• _SHORT PROBLEM_
Return every line below in which "marker" appears.
++++
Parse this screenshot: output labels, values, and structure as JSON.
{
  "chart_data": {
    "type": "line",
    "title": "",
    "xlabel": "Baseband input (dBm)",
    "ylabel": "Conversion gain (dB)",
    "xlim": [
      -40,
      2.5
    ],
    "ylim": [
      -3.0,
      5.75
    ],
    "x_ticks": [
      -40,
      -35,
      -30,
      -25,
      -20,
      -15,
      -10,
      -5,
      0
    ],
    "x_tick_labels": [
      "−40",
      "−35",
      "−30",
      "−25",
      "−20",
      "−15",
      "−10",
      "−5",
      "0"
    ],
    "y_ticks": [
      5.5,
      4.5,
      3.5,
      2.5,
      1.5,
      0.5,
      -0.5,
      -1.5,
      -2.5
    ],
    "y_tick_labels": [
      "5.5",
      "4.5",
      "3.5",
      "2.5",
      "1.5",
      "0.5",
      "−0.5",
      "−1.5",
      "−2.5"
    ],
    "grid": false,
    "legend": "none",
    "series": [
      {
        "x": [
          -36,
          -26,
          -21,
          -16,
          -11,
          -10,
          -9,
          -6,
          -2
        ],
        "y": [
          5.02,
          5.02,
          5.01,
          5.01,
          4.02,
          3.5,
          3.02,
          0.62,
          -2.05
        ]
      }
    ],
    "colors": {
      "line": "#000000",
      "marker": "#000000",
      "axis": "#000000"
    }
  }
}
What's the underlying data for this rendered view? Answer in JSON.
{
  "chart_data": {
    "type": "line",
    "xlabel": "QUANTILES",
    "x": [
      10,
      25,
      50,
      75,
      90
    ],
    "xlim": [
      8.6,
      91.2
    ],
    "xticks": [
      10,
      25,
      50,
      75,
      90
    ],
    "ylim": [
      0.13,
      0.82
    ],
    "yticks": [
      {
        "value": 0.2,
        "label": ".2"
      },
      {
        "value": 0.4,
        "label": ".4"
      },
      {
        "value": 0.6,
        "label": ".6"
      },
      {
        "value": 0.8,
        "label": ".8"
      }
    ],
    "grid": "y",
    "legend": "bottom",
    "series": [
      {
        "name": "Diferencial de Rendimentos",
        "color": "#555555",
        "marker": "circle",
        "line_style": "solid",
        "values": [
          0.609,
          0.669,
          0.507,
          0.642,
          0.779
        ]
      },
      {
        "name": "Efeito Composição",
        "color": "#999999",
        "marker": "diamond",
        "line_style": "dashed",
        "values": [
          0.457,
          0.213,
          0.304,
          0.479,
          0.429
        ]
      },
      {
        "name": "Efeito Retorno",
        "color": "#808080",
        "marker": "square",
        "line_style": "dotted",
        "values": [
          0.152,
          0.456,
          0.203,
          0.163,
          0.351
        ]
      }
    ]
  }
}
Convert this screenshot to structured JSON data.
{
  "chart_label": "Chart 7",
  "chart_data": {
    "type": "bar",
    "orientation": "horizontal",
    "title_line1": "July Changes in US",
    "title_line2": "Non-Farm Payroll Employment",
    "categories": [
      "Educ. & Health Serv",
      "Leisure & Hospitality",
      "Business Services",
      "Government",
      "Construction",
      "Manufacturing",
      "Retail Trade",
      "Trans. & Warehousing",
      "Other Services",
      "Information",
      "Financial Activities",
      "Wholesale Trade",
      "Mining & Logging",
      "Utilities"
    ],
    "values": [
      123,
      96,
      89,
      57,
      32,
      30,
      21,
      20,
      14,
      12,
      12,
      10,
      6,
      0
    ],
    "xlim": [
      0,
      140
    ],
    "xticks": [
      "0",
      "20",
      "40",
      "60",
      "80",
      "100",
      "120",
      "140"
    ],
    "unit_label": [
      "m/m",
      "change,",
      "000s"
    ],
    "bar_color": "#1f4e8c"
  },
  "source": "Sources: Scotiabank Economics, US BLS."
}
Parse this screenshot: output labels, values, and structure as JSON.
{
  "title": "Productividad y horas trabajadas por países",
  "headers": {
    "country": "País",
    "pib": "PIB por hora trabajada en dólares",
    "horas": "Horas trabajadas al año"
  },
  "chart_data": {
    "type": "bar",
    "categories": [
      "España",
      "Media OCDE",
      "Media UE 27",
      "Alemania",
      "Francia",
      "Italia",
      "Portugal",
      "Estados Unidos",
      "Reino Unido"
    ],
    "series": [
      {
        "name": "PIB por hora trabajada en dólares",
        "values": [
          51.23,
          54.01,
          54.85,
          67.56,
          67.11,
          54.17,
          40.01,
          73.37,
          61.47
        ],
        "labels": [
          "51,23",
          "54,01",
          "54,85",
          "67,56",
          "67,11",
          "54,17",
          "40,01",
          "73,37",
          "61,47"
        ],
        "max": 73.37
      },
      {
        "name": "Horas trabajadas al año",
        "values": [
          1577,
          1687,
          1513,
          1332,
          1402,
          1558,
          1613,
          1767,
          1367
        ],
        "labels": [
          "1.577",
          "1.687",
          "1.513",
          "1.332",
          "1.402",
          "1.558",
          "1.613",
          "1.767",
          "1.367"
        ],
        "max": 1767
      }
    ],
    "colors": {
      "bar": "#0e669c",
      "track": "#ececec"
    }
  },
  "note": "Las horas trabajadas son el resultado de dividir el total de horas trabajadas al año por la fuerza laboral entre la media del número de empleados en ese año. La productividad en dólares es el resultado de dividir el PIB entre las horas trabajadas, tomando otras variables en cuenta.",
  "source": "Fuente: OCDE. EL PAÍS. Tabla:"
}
++++
• _RESPONSE_
      "marker": "#000000",
        "marker": "circle",
        "marker": "diamond",
        "marker": "square",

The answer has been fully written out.